→ The exercise:
From the listing below, pull each line that includes "JSON".
-*-
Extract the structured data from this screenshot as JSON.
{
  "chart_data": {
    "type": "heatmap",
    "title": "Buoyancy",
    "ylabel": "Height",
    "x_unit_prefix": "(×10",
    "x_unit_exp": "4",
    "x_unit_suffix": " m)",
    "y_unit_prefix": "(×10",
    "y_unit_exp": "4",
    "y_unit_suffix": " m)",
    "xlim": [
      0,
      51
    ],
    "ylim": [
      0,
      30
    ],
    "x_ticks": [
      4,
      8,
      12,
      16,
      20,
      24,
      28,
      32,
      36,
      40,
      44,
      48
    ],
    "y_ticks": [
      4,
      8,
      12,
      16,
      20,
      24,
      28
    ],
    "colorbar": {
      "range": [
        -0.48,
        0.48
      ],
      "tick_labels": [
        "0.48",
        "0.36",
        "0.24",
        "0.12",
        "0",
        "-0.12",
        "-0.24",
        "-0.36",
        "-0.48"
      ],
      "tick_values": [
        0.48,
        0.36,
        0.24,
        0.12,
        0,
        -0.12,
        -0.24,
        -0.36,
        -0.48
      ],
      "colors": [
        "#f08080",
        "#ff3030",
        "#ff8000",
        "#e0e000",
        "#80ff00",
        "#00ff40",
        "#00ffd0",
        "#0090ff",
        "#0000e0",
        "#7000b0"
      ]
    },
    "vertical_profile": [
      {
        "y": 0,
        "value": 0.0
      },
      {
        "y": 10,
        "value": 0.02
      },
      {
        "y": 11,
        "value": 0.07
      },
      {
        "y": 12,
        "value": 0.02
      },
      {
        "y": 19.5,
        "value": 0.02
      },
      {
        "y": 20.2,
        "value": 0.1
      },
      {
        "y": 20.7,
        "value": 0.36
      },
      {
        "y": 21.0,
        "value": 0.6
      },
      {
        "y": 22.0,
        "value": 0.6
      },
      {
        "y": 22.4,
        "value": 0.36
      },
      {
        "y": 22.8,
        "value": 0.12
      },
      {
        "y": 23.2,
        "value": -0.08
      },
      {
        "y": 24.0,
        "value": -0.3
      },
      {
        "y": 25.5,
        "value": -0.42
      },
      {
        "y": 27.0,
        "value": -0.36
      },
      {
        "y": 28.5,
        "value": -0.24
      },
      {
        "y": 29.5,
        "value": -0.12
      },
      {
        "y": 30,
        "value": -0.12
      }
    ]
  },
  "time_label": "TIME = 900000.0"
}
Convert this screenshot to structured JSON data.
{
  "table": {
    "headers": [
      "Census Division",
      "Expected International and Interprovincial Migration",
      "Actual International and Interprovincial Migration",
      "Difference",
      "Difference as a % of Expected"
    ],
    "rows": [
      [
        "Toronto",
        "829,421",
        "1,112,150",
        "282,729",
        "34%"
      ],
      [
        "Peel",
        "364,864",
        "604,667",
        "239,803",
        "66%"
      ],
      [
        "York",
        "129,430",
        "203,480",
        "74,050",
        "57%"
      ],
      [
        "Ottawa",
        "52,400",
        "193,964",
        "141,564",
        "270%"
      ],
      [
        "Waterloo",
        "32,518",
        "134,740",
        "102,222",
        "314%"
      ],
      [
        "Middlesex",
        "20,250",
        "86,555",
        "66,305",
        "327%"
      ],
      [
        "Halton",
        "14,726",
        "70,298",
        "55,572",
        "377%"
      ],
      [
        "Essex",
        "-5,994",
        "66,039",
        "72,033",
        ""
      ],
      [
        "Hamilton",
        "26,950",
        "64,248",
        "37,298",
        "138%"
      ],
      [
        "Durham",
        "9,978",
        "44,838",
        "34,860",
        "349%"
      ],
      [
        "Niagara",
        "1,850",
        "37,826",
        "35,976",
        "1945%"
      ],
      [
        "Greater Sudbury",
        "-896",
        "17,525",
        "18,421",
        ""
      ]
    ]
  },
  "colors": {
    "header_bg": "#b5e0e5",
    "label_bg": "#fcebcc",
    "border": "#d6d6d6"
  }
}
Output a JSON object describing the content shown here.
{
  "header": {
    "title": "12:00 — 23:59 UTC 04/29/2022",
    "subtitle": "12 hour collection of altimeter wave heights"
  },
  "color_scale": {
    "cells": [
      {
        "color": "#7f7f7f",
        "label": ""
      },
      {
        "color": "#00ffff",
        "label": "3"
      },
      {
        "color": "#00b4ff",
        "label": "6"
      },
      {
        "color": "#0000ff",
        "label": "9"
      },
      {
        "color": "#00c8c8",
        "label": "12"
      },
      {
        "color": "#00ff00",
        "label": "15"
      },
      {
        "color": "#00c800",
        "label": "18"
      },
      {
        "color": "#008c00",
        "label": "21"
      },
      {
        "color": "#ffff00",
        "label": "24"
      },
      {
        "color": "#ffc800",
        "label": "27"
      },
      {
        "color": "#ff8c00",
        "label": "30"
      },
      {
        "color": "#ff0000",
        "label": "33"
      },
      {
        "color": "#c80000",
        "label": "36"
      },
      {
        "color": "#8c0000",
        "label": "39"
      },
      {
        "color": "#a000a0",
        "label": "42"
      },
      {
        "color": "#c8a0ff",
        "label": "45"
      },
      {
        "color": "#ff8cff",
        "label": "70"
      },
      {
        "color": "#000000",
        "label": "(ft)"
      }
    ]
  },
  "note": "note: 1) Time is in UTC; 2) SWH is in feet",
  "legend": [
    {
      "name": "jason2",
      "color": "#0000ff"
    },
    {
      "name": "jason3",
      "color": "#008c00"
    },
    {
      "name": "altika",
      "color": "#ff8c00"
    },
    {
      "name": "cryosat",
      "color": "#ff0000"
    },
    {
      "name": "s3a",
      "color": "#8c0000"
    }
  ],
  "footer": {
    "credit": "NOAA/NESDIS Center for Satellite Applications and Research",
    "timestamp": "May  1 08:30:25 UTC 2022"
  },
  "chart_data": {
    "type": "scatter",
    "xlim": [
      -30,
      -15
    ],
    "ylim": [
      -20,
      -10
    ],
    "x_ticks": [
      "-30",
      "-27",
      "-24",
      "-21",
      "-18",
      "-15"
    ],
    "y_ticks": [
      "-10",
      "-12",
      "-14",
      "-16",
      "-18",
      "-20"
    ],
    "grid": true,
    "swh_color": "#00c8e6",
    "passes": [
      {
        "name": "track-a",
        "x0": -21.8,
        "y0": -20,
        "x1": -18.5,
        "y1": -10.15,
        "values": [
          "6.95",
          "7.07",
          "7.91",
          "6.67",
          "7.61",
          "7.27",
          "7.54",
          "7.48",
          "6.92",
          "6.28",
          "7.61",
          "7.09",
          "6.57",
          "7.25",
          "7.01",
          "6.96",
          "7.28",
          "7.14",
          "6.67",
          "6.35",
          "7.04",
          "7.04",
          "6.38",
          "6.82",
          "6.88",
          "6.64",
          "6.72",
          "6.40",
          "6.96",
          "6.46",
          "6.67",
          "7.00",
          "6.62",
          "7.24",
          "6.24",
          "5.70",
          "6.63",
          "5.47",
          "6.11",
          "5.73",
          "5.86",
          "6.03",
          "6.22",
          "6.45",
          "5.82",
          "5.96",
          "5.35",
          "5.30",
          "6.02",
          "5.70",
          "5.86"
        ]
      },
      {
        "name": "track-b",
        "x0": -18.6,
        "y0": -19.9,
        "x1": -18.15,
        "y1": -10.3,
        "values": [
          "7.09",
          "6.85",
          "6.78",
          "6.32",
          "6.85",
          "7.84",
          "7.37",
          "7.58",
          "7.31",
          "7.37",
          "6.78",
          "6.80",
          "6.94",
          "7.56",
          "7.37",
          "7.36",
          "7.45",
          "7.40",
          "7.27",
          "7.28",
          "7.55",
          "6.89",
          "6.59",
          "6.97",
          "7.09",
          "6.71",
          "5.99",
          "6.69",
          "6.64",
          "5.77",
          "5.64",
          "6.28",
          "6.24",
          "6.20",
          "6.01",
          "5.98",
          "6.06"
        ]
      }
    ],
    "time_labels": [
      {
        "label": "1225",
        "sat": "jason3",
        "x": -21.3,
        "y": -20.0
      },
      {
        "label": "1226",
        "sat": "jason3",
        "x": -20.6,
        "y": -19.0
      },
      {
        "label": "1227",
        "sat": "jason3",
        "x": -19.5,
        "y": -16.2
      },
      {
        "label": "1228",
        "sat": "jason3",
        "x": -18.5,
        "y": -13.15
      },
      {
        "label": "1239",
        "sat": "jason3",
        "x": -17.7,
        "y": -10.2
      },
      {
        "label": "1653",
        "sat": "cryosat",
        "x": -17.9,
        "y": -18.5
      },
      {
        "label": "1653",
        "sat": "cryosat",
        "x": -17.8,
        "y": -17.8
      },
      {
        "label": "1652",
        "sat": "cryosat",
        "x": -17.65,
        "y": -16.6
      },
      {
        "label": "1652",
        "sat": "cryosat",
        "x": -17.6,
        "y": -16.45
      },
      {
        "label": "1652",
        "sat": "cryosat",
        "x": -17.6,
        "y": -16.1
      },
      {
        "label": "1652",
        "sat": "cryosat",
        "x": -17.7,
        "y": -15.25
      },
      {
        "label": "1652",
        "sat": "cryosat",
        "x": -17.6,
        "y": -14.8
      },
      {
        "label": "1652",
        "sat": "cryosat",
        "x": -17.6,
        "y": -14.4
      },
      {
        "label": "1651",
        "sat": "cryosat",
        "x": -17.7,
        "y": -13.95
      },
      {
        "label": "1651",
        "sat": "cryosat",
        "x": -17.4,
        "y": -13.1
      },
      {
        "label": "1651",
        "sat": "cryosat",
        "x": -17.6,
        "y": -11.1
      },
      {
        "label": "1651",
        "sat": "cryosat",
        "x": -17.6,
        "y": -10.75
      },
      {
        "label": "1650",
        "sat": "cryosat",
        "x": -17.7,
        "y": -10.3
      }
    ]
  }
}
-*-
→ Output of the exercise:
Extract the structured data from this screenshot as JSON.
Convert this screenshot to structured JSON data.
Output a JSON object describing the content shown here.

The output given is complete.